### DATA LISTING:

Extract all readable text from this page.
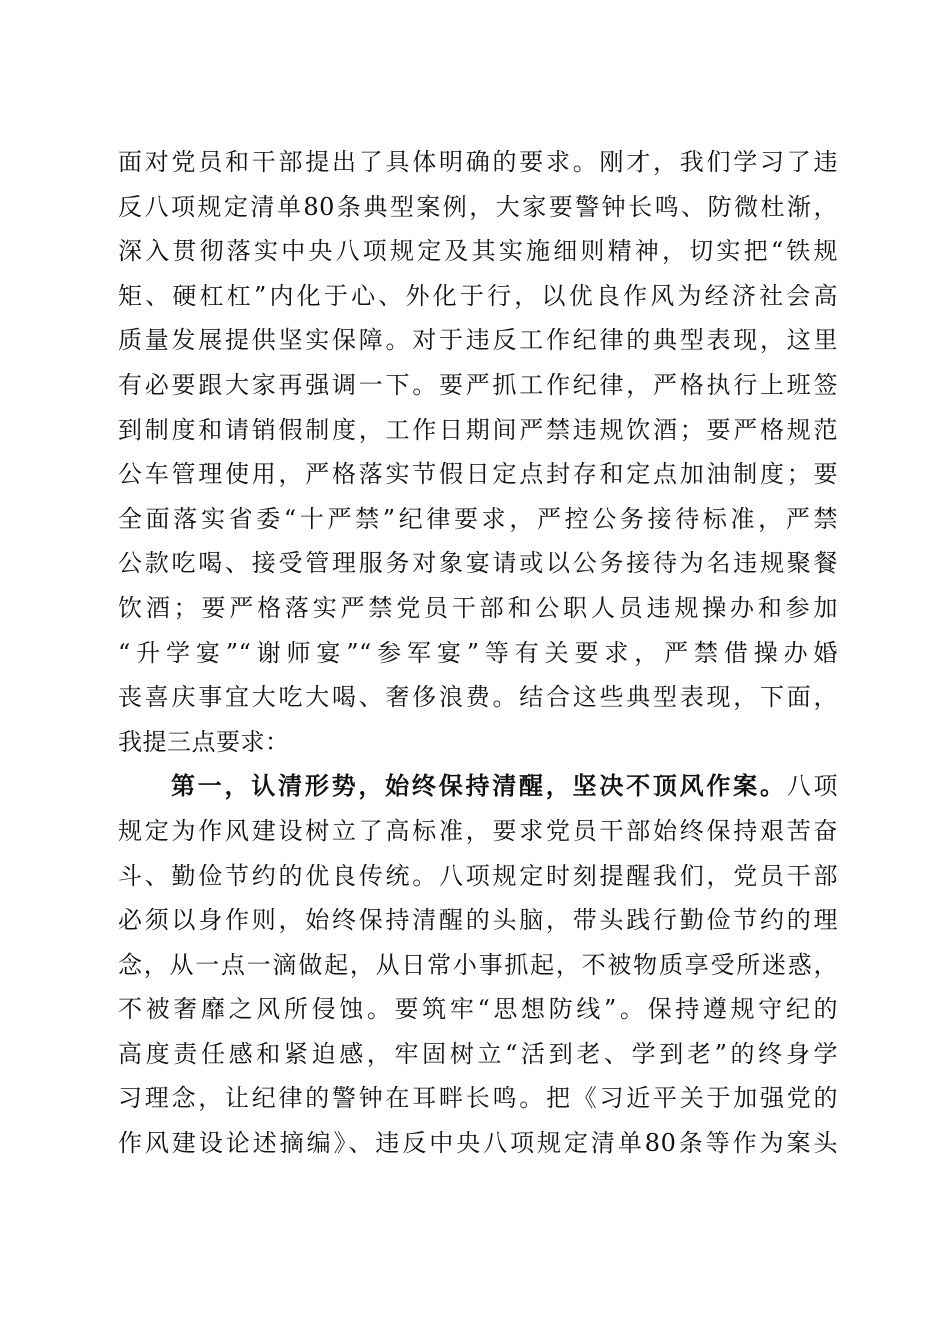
面对党员和干部提出了具体明确的要求。刚才，我们学习了违
反八项规定清单80条典型案例，大家要警钟长鸣、防微杜渐，
深入贯彻落实中央八项规定及其实施细则精神，切实把“铁规
矩、硬杠杠”内化于心、外化于行，以优良作风为经济社会高
质量发展提供坚实保障。对于违反工作纪律的典型表现，这里
有必要跟大家再强调一下。要严抓工作纪律，严格执行上班签
到制度和请销假制度，工作日期间严禁违规饮酒；要严格规范
公车管理使用，严格落实节假日定点封存和定点加油制度；要
全面落实省委“十严禁”纪律要求，严控公务接待标准，严禁
公款吃喝、接受管理服务对象宴请或以公务接待为名违规聚餐
饮酒；要严格落实严禁党员干部和公职人员违规操办和参加
“升学宴”“谢师宴”“参军宴”等有关要求，严禁借操办婚
丧喜庆事宜大吃大喝、奢侈浪费。结合这些典型表现，下面，
我提三点要求：
第一，认清形势，始终保持清醒，坚决不顶风作案。八项
规定为作风建设树立了高标准，要求党员干部始终保持艰苦奋
斗、勤俭节约的优良传统。八项规定时刻提醒我们，党员干部
必须以身作则，始终保持清醒的头脑，带头践行勤俭节约的理
念，从一点一滴做起，从日常小事抓起，不被物质享受所迷惑，
不被奢靡之风所侵蚀。要筑牢“思想防线”。保持遵规守纪的
高度责任感和紧迫感，牢固树立“活到老、学到老”的终身学
习理念，让纪律的警钟在耳畔长鸣。把《习近平关于加强党的
作风建设论述摘编》、违反中央八项规定清单80条等作为案头
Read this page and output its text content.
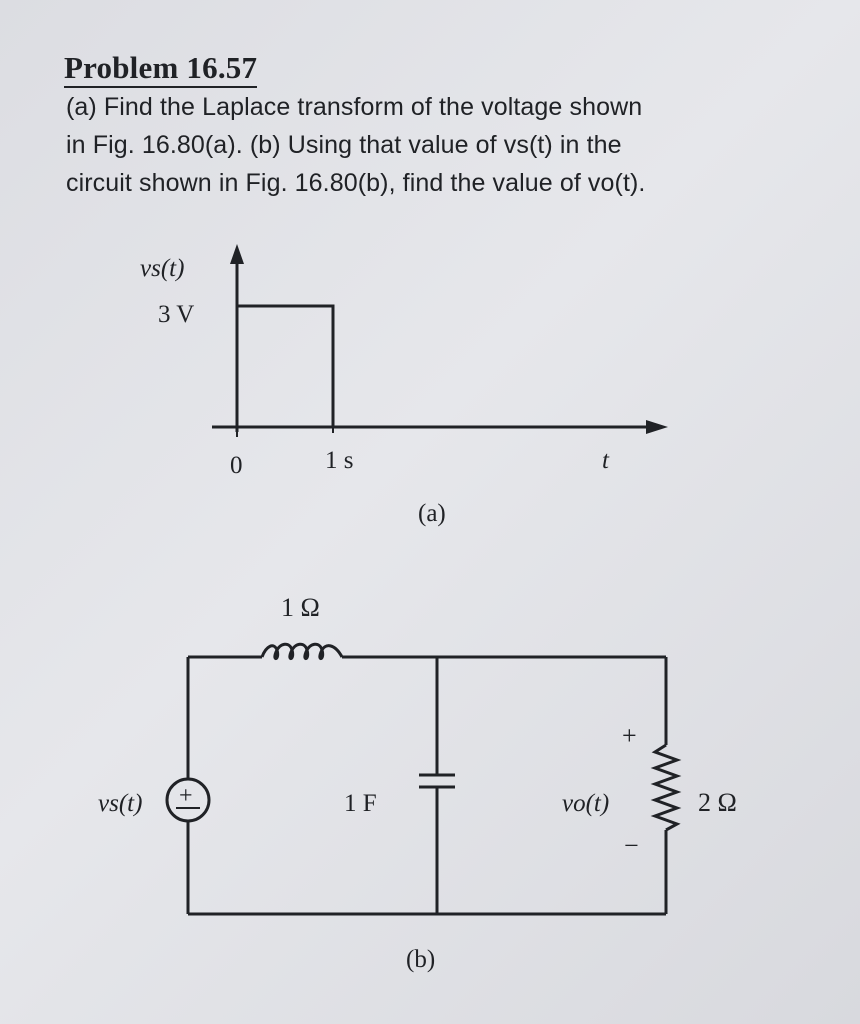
Problem 16.57
(a) Find the Laplace transform of the voltage shown
in Fig. 16.80(a). (b) Using that value of vs(t) in the
circuit shown in Fig. 16.80(b), find the value of vo(t).
vs(t)
3 V
0	1 s	t
(a)
1 Ω
vs(t) +	1 F	vo(t)
+
−
2 Ω
(b)
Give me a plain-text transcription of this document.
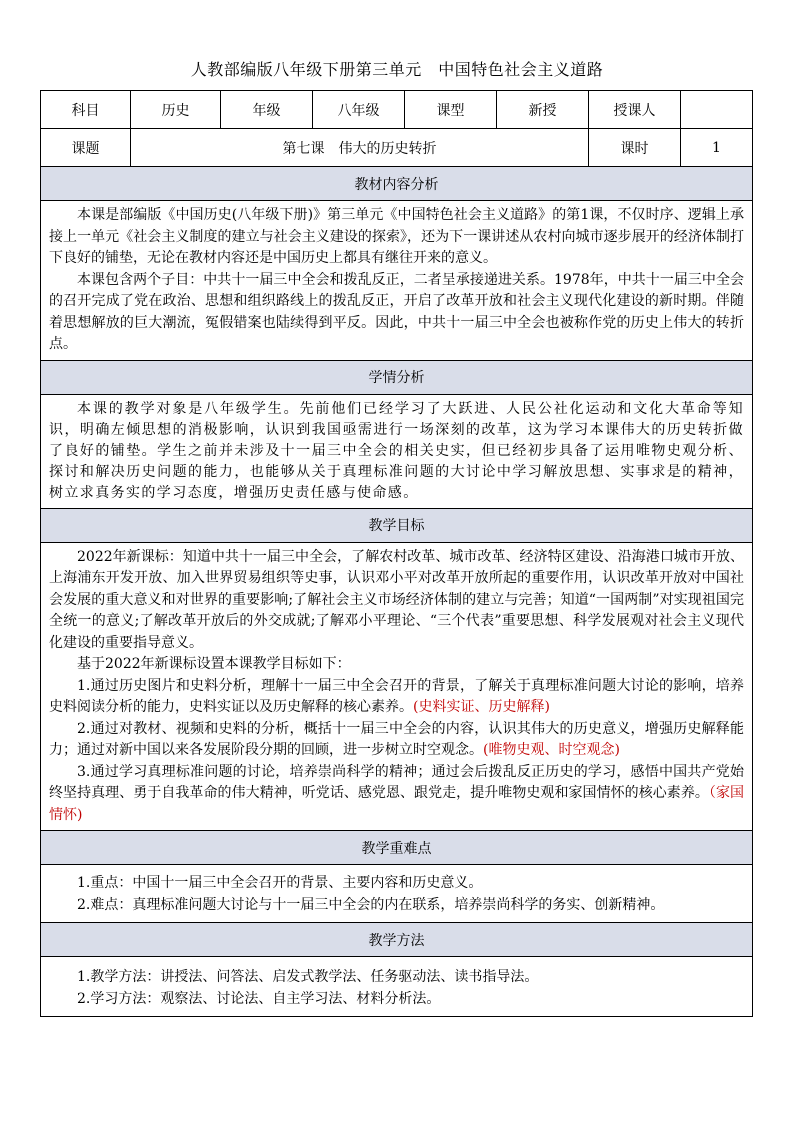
人教部编版八年级下册第三单元　中国特色社会主义道路
科目	历史	年级	八年级	课型	新授	授课人	
课题	第七课　伟大的历史转折					课时	1
教材内容分析							

本课是部编版《中国历史(八年级下册)》第三单元《中国特色社会主义道路》的第1课，不仅时序、逻辑上承接上一单元《社会主义制度的建立与社会主义建设的探索》，还为下一课讲述从农村向城市逐步展开的经济体制打下良好的铺垫，无论在教材内容还是中国历史上都具有继往开来的意义。

本课包含两个子目：中共十一届三中全会和拨乱反正，二者呈承接递进关系。1978年，中共十一届三中全会的召开完成了党在政治、思想和组织路线上的拨乱反正，开启了改革开放和社会主义现代化建设的新时期。伴随着思想解放的巨大潮流，冤假错案也陆续得到平反。因此，中共十一届三中全会也被称作党的历史上伟大的转折点。							

学情分析							

本课的教学对象是八年级学生。先前他们已经学习了大跃进、人民公社化运动和文化大革命等知识，明确左倾思想的消极影响，认识到我国亟需进行一场深刻的改革，这为学习本课伟大的历史转折做了良好的铺垫。学生之前并未涉及十一届三中全会的相关史实，但已经初步具备了运用唯物史观分析、探讨和解决历史问题的能力，也能够从关于真理标准问题的大讨论中学习解放思想、实事求是的精神，树立求真务实的学习态度，增强历史责任感与使命感。							

教学目标							

2022年新课标：知道中共十一届三中全会，了解农村改革、城市改革、经济特区建设、沿海港口城市开放、上海浦东开发开放、加入世界贸易组织等史事，认识邓小平对改革开放所起的重要作用，认识改革开放对中国社会发展的重大意义和对世界的重要影响;了解社会主义市场经济体制的建立与完善；知道“一国两制”对实现祖国完全统一的意义;了解改革开放后的外交成就;了解邓小平理论、“三个代表”重要思想、科学发展观对社会主义现代化建设的重要指导意义。

基于2022年新课标设置本课教学目标如下：

1.通过历史图片和史料分析，理解十一届三中全会召开的背景，了解关于真理标准问题大讨论的影响，培养史料阅读分析的能力，史料实证以及历史解释的核心素养。(史料实证、历史解释)

2.通过对教材、视频和史料的分析，概括十一届三中全会的内容，认识其伟大的历史意义，增强历史解释能力；通过对新中国以来各发展阶段分期的回顾，进一步树立时空观念。(唯物史观、时空观念)

3.通过学习真理标准问题的讨论，培养崇尚科学的精神；通过会后拨乱反正历史的学习，感悟中国共产党始终坚持真理、勇于自我革命的伟大精神，听党话、感党恩、跟党走，提升唯物史观和家国情怀的核心素养。（家国情怀)							

教学重难点							

1.重点：中国十一届三中全会召开的背景、主要内容和历史意义。

2.难点：真理标准问题大讨论与十一届三中全会的内在联系，培养崇尚科学的务实、创新精神。							

教学方法							

1.教学方法：讲授法、问答法、启发式教学法、任务驱动法、读书指导法。

2.学习方法：观察法、讨论法、自主学习法、材料分析法。							
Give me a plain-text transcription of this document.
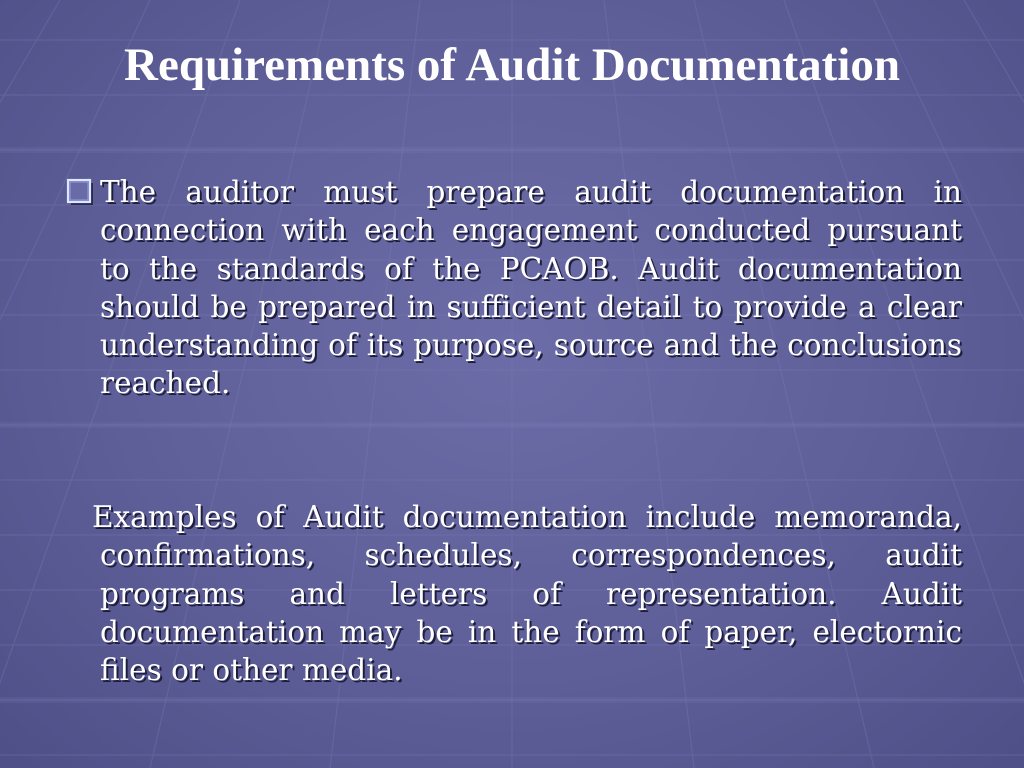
Requirements of Audit Documentation

The auditor must prepare audit documentation in connection with each engagement conducted pursuant to the standards of the PCAOB. Audit documentation should be prepared in sufficient detail to provide a clear understanding of its purpose, source and the conclusions reached.

Examples of Audit documentation include memoranda, confirmations, schedules, correspondences, audit programs and letters of representation. Audit documentation may be in the form of paper, electornic files or other media.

### EXERCISE REQUIREMENTS:
Leave the pictures out, and print every line of the listing exactly as written.

### RESPONSE TO THIS EXERCISE:
Extract all readable text from this page.
面对党员和干部提出了具体明确的要求。刚才，我们学习了违
反八项规定清单80条典型案例，大家要警钟长鸣、防微杜渐，
深入贯彻落实中央八项规定及其实施细则精神，切实把“铁规
矩、硬杠杠”内化于心、外化于行，以优良作风为经济社会高
质量发展提供坚实保障。对于违反工作纪律的典型表现，这里
有必要跟大家再强调一下。要严抓工作纪律，严格执行上班签
到制度和请销假制度，工作日期间严禁违规饮酒；要严格规范
公车管理使用，严格落实节假日定点封存和定点加油制度；要
全面落实省委“十严禁”纪律要求，严控公务接待标准，严禁
公款吃喝、接受管理服务对象宴请或以公务接待为名违规聚餐
饮酒；要严格落实严禁党员干部和公职人员违规操办和参加
“升学宴”“谢师宴”“参军宴”等有关要求，严禁借操办婚
丧喜庆事宜大吃大喝、奢侈浪费。结合这些典型表现，下面，
我提三点要求：
第一，认清形势，始终保持清醒，坚决不顶风作案。八项
规定为作风建设树立了高标准，要求党员干部始终保持艰苦奋
斗、勤俭节约的优良传统。八项规定时刻提醒我们，党员干部
必须以身作则，始终保持清醒的头脑，带头践行勤俭节约的理
念，从一点一滴做起，从日常小事抓起，不被物质享受所迷惑，
不被奢靡之风所侵蚀。要筑牢“思想防线”。保持遵规守纪的
高度责任感和紧迫感，牢固树立“活到老、学到老”的终身学
习理念，让纪律的警钟在耳畔长鸣。把《习近平关于加强党的
作风建设论述摘编》、违反中央八项规定清单80条等作为案头
Read this page and output its text content.
Problem 16.57
(a) Find the Laplace transform of the voltage shown
in Fig. 16.80(a). (b) Using that value of vs(t) in the
circuit shown in Fig. 16.80(b), find the value of vo(t).
vs(t)
3 V
0	1 s	t
(a)
1 Ω
vs(t) +	1 F	vo(t)
+
−
2 Ω
(b)
Give me a plain-text transcription of this document.
人教部编版八年级下册第三单元　中国特色社会主义道路
科目	历史	年级	八年级	课型	新授	授课人	
课题	第七课　伟大的历史转折					课时	1
教材内容分析							

本课是部编版《中国历史(八年级下册)》第三单元《中国特色社会主义道路》的第1课，不仅时序、逻辑上承接上一单元《社会主义制度的建立与社会主义建设的探索》，还为下一课讲述从农村向城市逐步展开的经济体制打下良好的铺垫，无论在教材内容还是中国历史上都具有继往开来的意义。

本课包含两个子目：中共十一届三中全会和拨乱反正，二者呈承接递进关系。1978年，中共十一届三中全会的召开完成了党在政治、思想和组织路线上的拨乱反正，开启了改革开放和社会主义现代化建设的新时期。伴随着思想解放的巨大潮流，冤假错案也陆续得到平反。因此，中共十一届三中全会也被称作党的历史上伟大的转折点。							

学情分析							

本课的教学对象是八年级学生。先前他们已经学习了大跃进、人民公社化运动和文化大革命等知识，明确左倾思想的消极影响，认识到我国亟需进行一场深刻的改革，这为学习本课伟大的历史转折做了良好的铺垫。学生之前并未涉及十一届三中全会的相关史实，但已经初步具备了运用唯物史观分析、探讨和解决历史问题的能力，也能够从关于真理标准问题的大讨论中学习解放思想、实事求是的精神，树立求真务实的学习态度，增强历史责任感与使命感。							

教学目标							

2022年新课标：知道中共十一届三中全会，了解农村改革、城市改革、经济特区建设、沿海港口城市开放、上海浦东开发开放、加入世界贸易组织等史事，认识邓小平对改革开放所起的重要作用，认识改革开放对中国社会发展的重大意义和对世界的重要影响;了解社会主义市场经济体制的建立与完善；知道“一国两制”对实现祖国完全统一的意义;了解改革开放后的外交成就;了解邓小平理论、“三个代表”重要思想、科学发展观对社会主义现代化建设的重要指导意义。

基于2022年新课标设置本课教学目标如下：

1.通过历史图片和史料分析，理解十一届三中全会召开的背景，了解关于真理标准问题大讨论的影响，培养史料阅读分析的能力，史料实证以及历史解释的核心素养。(史料实证、历史解释)

2.通过对教材、视频和史料的分析，概括十一届三中全会的内容，认识其伟大的历史意义，增强历史解释能力；通过对新中国以来各发展阶段分期的回顾，进一步树立时空观念。(唯物史观、时空观念)

3.通过学习真理标准问题的讨论，培养崇尚科学的精神；通过会后拨乱反正历史的学习，感悟中国共产党始终坚持真理、勇于自我革命的伟大精神，听党话、感党恩、跟党走，提升唯物史观和家国情怀的核心素养。（家国情怀)							

教学重难点							

1.重点：中国十一届三中全会召开的背景、主要内容和历史意义。

2.难点：真理标准问题大讨论与十一届三中全会的内在联系，培养崇尚科学的务实、创新精神。							

教学方法							

1.教学方法：讲授法、问答法、启发式教学法、任务驱动法、读书指导法。

2.学习方法：观察法、讨论法、自主学习法、材料分析法。							
Give me a plain-text transcription of this document.
Requirements of Audit Documentation

The auditor must prepare audit documentation in connection with each engagement conducted pursuant to the standards of the PCAOB. Audit documentation should be prepared in sufficient detail to provide a clear understanding of its purpose, source and the conclusions reached.

Examples of Audit documentation include memoranda, confirmations, schedules, correspondences, audit programs and letters of representation. Audit documentation may be in the form of paper, electornic files or other media.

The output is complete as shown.